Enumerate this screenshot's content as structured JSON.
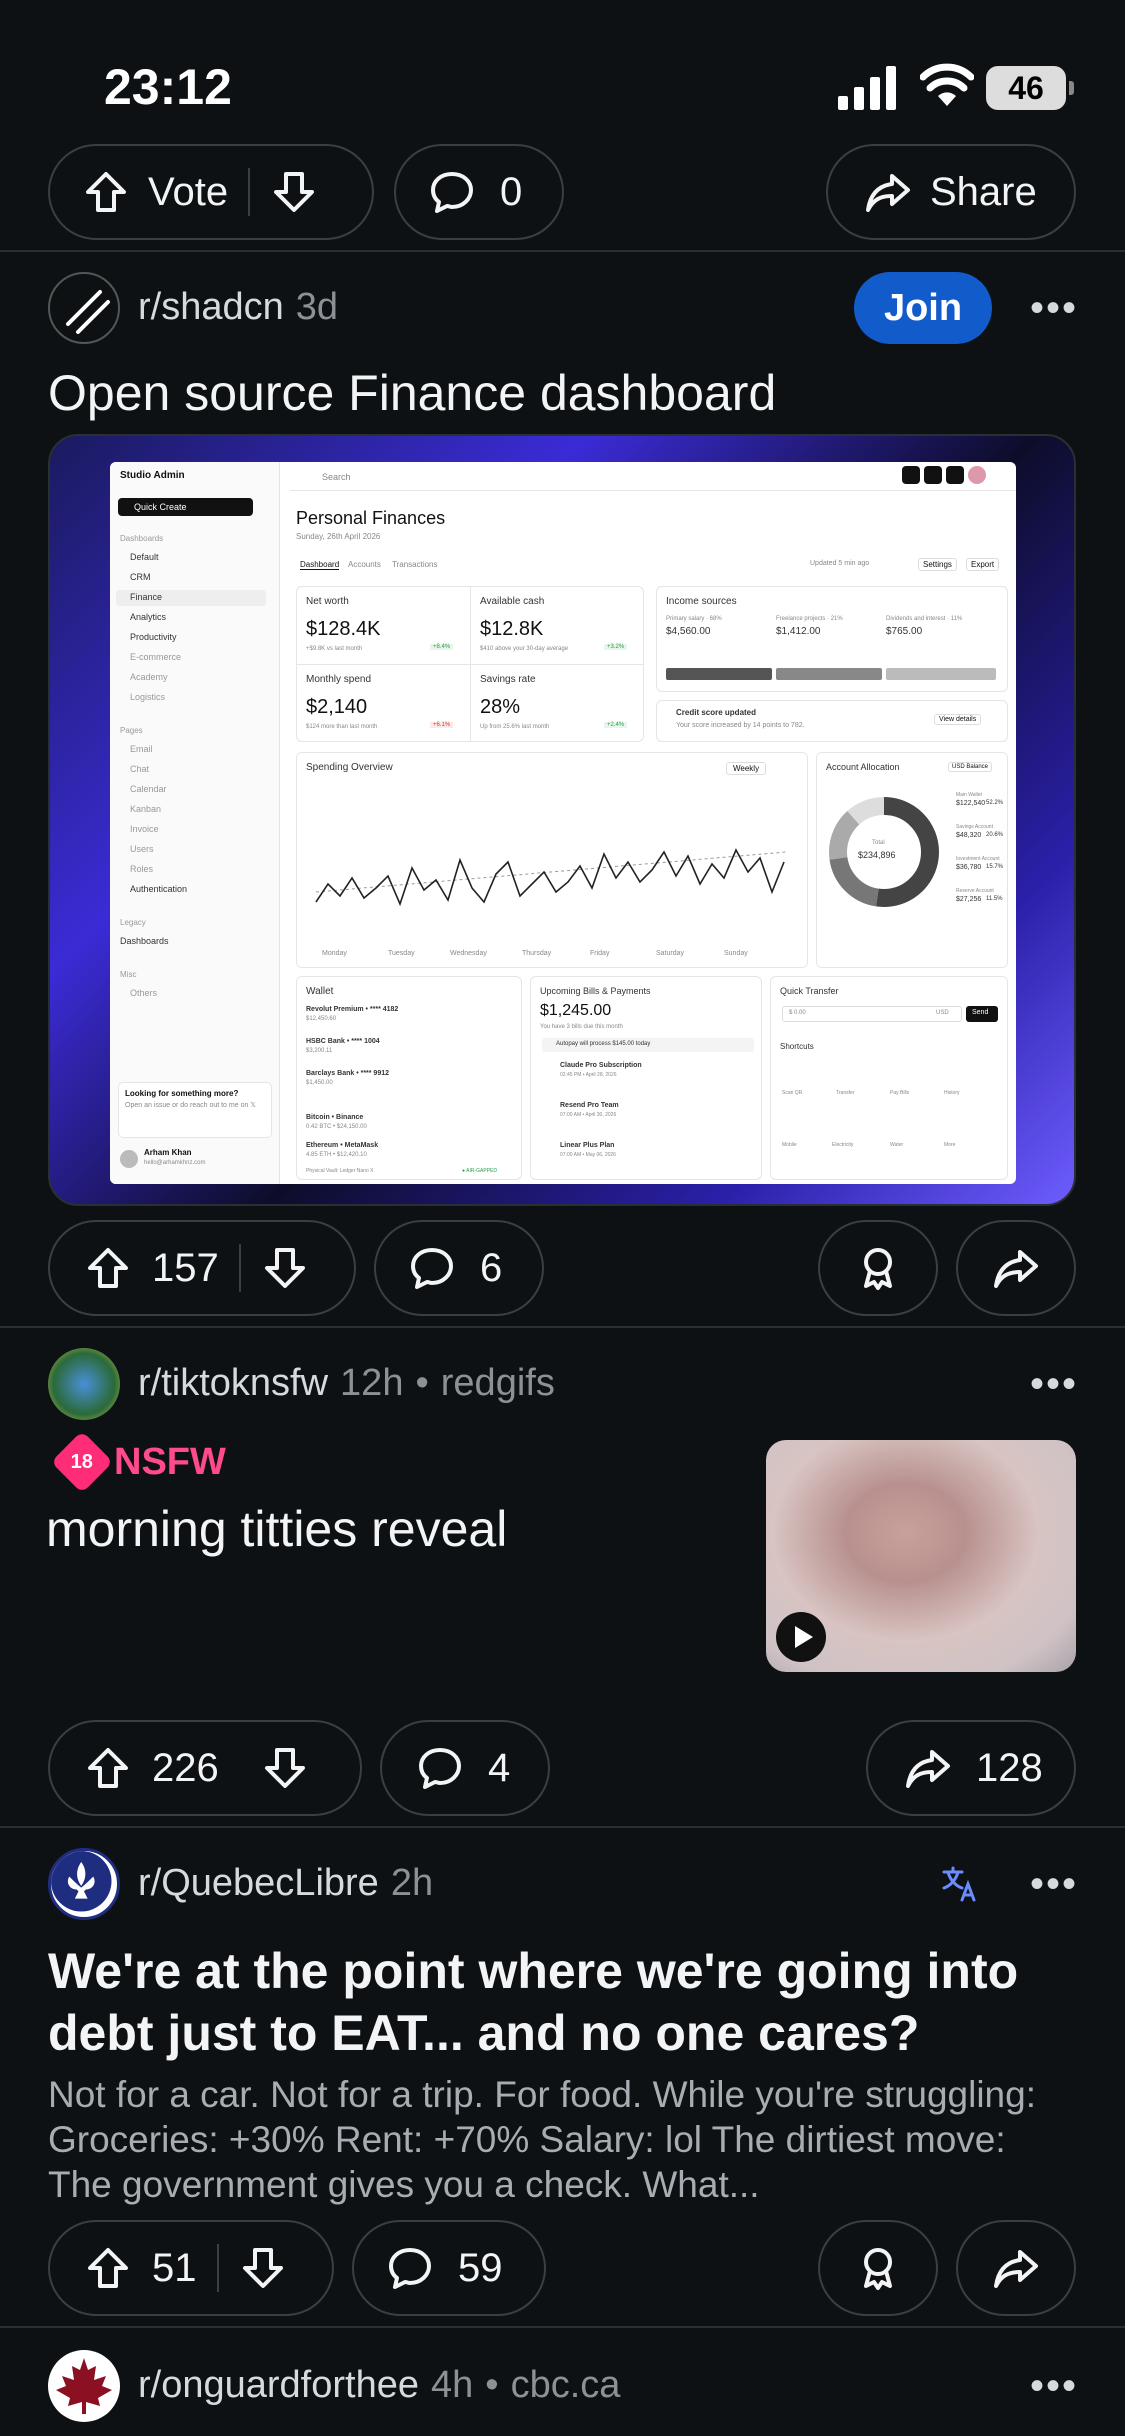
{
  "status_bar": {
    "time": "23:12",
    "battery": "46"
  },
  "post0": {
    "vote_label": "Vote",
    "comments": "0",
    "share_label": "Share"
  },
  "post1": {
    "subreddit": "r/shadcn",
    "age": "3d",
    "join_label": "Join",
    "title": "Open source Finance dashboard",
    "upvotes": "157",
    "comments": "6",
    "dashboard": {
      "brand": "Studio Admin",
      "quick_create": "Quick Create",
      "search": "Search",
      "page_title": "Personal Finances",
      "date": "Sunday, 26th April 2026",
      "tabs": [
        "Dashboard",
        "Accounts",
        "Transactions"
      ],
      "updated": "Updated 5 min ago",
      "settings": "Settings",
      "export": "Export",
      "sidebar_sections": [
        "Dashboards",
        "Pages",
        "Legacy",
        "Misc"
      ],
      "sidebar_items": [
        "Default",
        "CRM",
        "Finance",
        "Analytics",
        "Productivity",
        "E-commerce",
        "Academy",
        "Logistics",
        "Email",
        "Chat",
        "Calendar",
        "Kanban",
        "Invoice",
        "Users",
        "Roles",
        "Authentication",
        "Dashboards",
        "Others"
      ],
      "help_title": "Looking for something more?",
      "help_text": "Open an issue or do reach out to me on 𝕏",
      "user": "Arham Khan",
      "user_email": "hello@arhamkhnz.com",
      "kpis": [
        {
          "label": "Net worth",
          "value": "$128.4K",
          "note": "+$9.8K vs last month",
          "delta": "+8.4%"
        },
        {
          "label": "Available cash",
          "value": "$12.8K",
          "note": "$410 above your 30-day average",
          "delta": "+3.2%"
        },
        {
          "label": "Monthly spend",
          "value": "$2,140",
          "note": "$124 more than last month",
          "delta": "+6.1%"
        },
        {
          "label": "Savings rate",
          "value": "28%",
          "note": "Up from 25.6% last month",
          "delta": "+2.4%"
        }
      ],
      "income": {
        "title": "Income sources",
        "items": [
          {
            "label": "Primary salary · 68%",
            "value": "$4,560.00"
          },
          {
            "label": "Freelance projects · 21%",
            "value": "$1,412.00"
          },
          {
            "label": "Dividends and interest · 11%",
            "value": "$765.00"
          }
        ]
      },
      "credit": {
        "title": "Credit score updated",
        "text": "Your score increased by 14 points to 782.",
        "button": "View details"
      },
      "spending": {
        "title": "Spending Overview",
        "range": "Weekly",
        "days": [
          "Monday",
          "Tuesday",
          "Wednesday",
          "Thursday",
          "Friday",
          "Saturday",
          "Sunday"
        ]
      },
      "allocation": {
        "title": "Account Allocation",
        "currency": "USD Balance",
        "total_label": "Total",
        "total": "$234,896",
        "items": [
          {
            "label": "Main Wallet",
            "value": "$122,540",
            "pct": "52.2%"
          },
          {
            "label": "Savings Account",
            "value": "$48,320",
            "pct": "20.6%"
          },
          {
            "label": "Investment Account",
            "value": "$36,780",
            "pct": "15.7%"
          },
          {
            "label": "Reserve Account",
            "value": "$27,256",
            "pct": "11.5%"
          }
        ]
      },
      "wallet": {
        "title": "Wallet",
        "items": [
          {
            "name": "Revolut Premium • **** 4182",
            "amount": "$12,450.60"
          },
          {
            "name": "HSBC Bank • **** 1004",
            "amount": "$3,200.11"
          },
          {
            "name": "Barclays Bank • **** 9912",
            "amount": "$1,450.00"
          },
          {
            "name": "Bitcoin • Binance",
            "amount": "0.42 BTC • $24,150.00"
          },
          {
            "name": "Ethereum • MetaMask",
            "amount": "4.85 ETH • $12,420.10"
          }
        ],
        "footer": "Physical Vault: Ledger Nano X",
        "footer_tag": "● AIR-GAPPED"
      },
      "bills": {
        "title": "Upcoming Bills & Payments",
        "total": "$1,245.00",
        "note": "You have 3 bills due this month",
        "autopay": "Autopay will process $145.00 today",
        "items": [
          {
            "name": "Claude Pro Subscription",
            "time": "02:45 PM • April 28, 2026"
          },
          {
            "name": "Resend Pro Team",
            "time": "07:00 AM • April 30, 2026"
          },
          {
            "name": "Linear Plus Plan",
            "time": "07:00 AM • May 06, 2026"
          }
        ]
      },
      "transfer": {
        "title": "Quick Transfer",
        "amount": "$ 0.00",
        "currency": "USD",
        "send": "Send"
      },
      "shortcuts": {
        "title": "Shortcuts",
        "items": [
          "Scan QR",
          "Transfer",
          "Pay Bills",
          "History",
          "Mobile",
          "Electricity",
          "Water",
          "More"
        ]
      }
    }
  },
  "post2": {
    "subreddit": "r/tiktoknsfw",
    "age": "12h",
    "domain": "redgifs",
    "nsfw_badge": "18",
    "nsfw_label": "NSFW",
    "title": "morning titties reveal",
    "upvotes": "226",
    "comments": "4",
    "shares": "128"
  },
  "post3": {
    "subreddit": "r/QuebecLibre",
    "age": "2h",
    "title": "We're at the point where we're going into debt just to EAT... and no one cares?",
    "body": "Not for a car. Not for a trip. For food. While you're struggling: Groceries: +30% Rent: +70% Salary: lol The dirtiest move: The government gives you a check. What...",
    "upvotes": "51",
    "comments": "59"
  },
  "post4": {
    "subreddit": "r/onguardforthee",
    "age": "4h",
    "domain": "cbc.ca"
  }
}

** What you will do **
Your task is to report how many lines of the material include the string "subreddit". Give the number and no other words.

** Task result **
4